• **Short problem**
Every line containing the word "left" needs to be found and copied.

• **Dataset records**
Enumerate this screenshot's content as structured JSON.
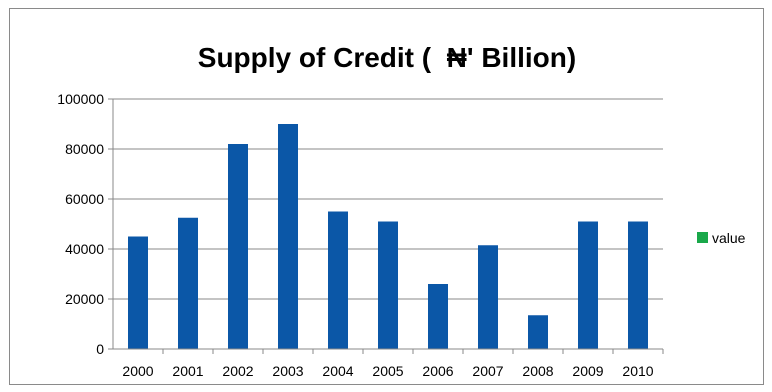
{
  "chart_data": {
    "type": "bar",
    "title": "Supply of Credit (  ₦' Billion)",
    "xlabel": "",
    "ylabel": "",
    "categories": [
      "2000",
      "2001",
      "2002",
      "2003",
      "2004",
      "2005",
      "2006",
      "2007",
      "2008",
      "2009",
      "2010"
    ],
    "series": [
      {
        "name": "value",
        "values": [
          45000,
          52500,
          82000,
          90000,
          55000,
          51000,
          26000,
          41500,
          13500,
          51000,
          51000
        ]
      }
    ],
    "ylim": [
      0,
      100000
    ],
    "yticks": [
      "0",
      "20000",
      "40000",
      "60000",
      "80000",
      "100000"
    ],
    "grid": true,
    "legend": {
      "placement": "right",
      "label": "value",
      "swatch_color": "#1aa84a"
    },
    "bar_color": "#0b57a7",
    "gridline_color": "#888888"
  }
}
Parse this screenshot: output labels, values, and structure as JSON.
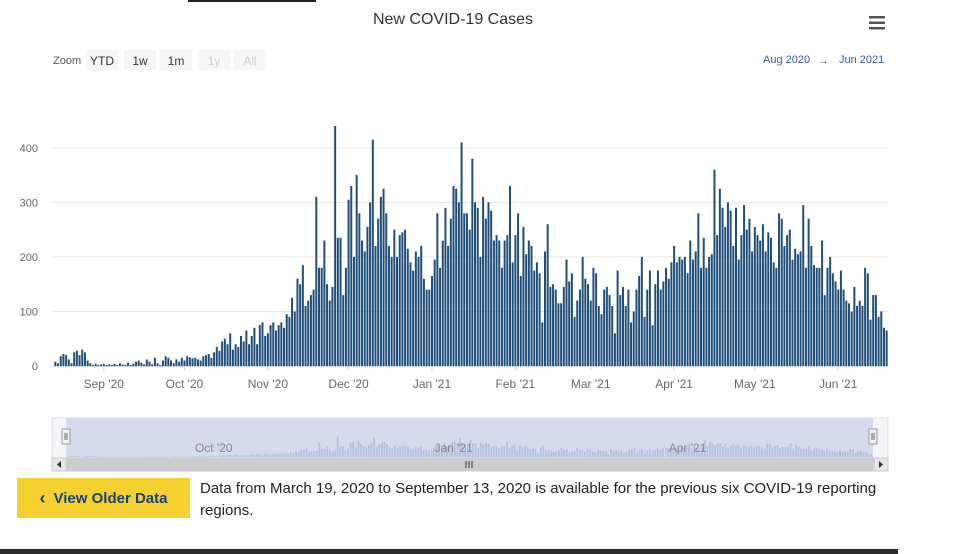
{
  "colors": {
    "bar": "#1f4e79",
    "accent": "#335cad",
    "navigator_fill": "#c6d0e8",
    "button_bg": "#f5d130",
    "button_text": "#1a3f7a"
  },
  "toolbar": {
    "zoom_label": "Zoom",
    "buttons": [
      "YTD",
      "1w",
      "1m",
      "1y",
      "All"
    ],
    "disabled_buttons": [
      "1y",
      "All"
    ],
    "range_from": "Aug 2020",
    "range_arrow": "→",
    "range_to": "Jun 2021",
    "menu_icon": "hamburger-menu-icon"
  },
  "navigator": {
    "labels": [
      "Oct '20",
      "Jan '21",
      "Apr '21"
    ],
    "scroll_left_icon": "arrow-left-icon",
    "scroll_right_icon": "arrow-right-icon",
    "handle_icon": "grip-icon"
  },
  "older_data": {
    "button_label": "View Older Data",
    "icon": "chevron-left-icon",
    "note": "Data from March 19, 2020 to September 13, 2020 is available for the previous six COVID-19 reporting regions."
  },
  "chart_data": {
    "type": "bar",
    "title": "New COVID-19 Cases",
    "xlabel": "",
    "ylabel": "",
    "ylim": [
      0,
      440
    ],
    "yticks": [
      0,
      100,
      200,
      300,
      400
    ],
    "grid": true,
    "x_start": "2020-08-14",
    "x_end": "2021-06-10",
    "month_ticks": [
      {
        "label": "Sep '20",
        "day": 18
      },
      {
        "label": "Oct '20",
        "day": 48
      },
      {
        "label": "Nov '20",
        "day": 79
      },
      {
        "label": "Dec '20",
        "day": 109
      },
      {
        "label": "Jan '21",
        "day": 140
      },
      {
        "label": "Feb '21",
        "day": 171
      },
      {
        "label": "Mar '21",
        "day": 199
      },
      {
        "label": "Apr '21",
        "day": 230
      },
      {
        "label": "May '21",
        "day": 260
      },
      {
        "label": "Jun '21",
        "day": 291
      }
    ],
    "values": [
      8,
      5,
      18,
      22,
      20,
      12,
      5,
      25,
      28,
      20,
      30,
      25,
      10,
      5,
      2,
      4,
      2,
      3,
      4,
      2,
      3,
      2,
      4,
      2,
      5,
      3,
      2,
      6,
      2,
      4,
      8,
      10,
      6,
      3,
      12,
      8,
      3,
      15,
      5,
      2,
      10,
      18,
      15,
      10,
      5,
      12,
      8,
      15,
      10,
      18,
      16,
      14,
      15,
      12,
      10,
      18,
      20,
      22,
      15,
      25,
      35,
      28,
      45,
      50,
      40,
      60,
      30,
      40,
      35,
      55,
      45,
      65,
      40,
      55,
      70,
      40,
      75,
      80,
      55,
      60,
      75,
      80,
      65,
      75,
      80,
      70,
      95,
      90,
      125,
      100,
      160,
      150,
      185,
      110,
      120,
      130,
      140,
      310,
      180,
      180,
      230,
      150,
      120,
      145,
      440,
      235,
      235,
      130,
      180,
      305,
      330,
      200,
      350,
      280,
      230,
      210,
      255,
      300,
      415,
      220,
      270,
      310,
      325,
      280,
      220,
      200,
      250,
      200,
      240,
      245,
      250,
      215,
      190,
      175,
      210,
      200,
      220,
      160,
      140,
      140,
      165,
      195,
      280,
      180,
      230,
      290,
      220,
      270,
      330,
      325,
      300,
      410,
      280,
      280,
      250,
      380,
      300,
      290,
      200,
      310,
      270,
      300,
      285,
      230,
      240,
      230,
      180,
      230,
      240,
      330,
      190,
      240,
      280,
      165,
      255,
      205,
      230,
      220,
      175,
      190,
      170,
      80,
      210,
      260,
      145,
      150,
      140,
      115,
      115,
      145,
      195,
      155,
      170,
      90,
      120,
      140,
      200,
      160,
      150,
      120,
      180,
      170,
      110,
      95,
      140,
      145,
      130,
      110,
      60,
      175,
      130,
      145,
      110,
      140,
      80,
      100,
      140,
      165,
      200,
      90,
      140,
      175,
      75,
      150,
      175,
      140,
      155,
      180,
      160,
      190,
      220,
      190,
      200,
      195,
      200,
      170,
      230,
      195,
      210,
      280,
      180,
      235,
      180,
      200,
      205,
      360,
      240,
      325,
      290,
      255,
      300,
      285,
      220,
      290,
      195,
      240,
      295,
      250,
      270,
      210,
      255,
      240,
      230,
      260,
      210,
      245,
      235,
      190,
      180,
      280,
      270,
      220,
      240,
      250,
      195,
      215,
      205,
      210,
      295,
      180,
      270,
      220,
      185,
      180,
      180,
      230,
      130,
      180,
      200,
      170,
      155,
      140,
      175,
      140,
      120,
      115,
      100,
      145,
      110,
      120,
      110,
      180,
      170,
      85,
      130,
      130,
      90,
      100,
      70,
      65
    ]
  }
}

• **Exercise answer**
    "scroll_left_icon": "arrow-left-icon",
    "icon": "chevron-left-icon",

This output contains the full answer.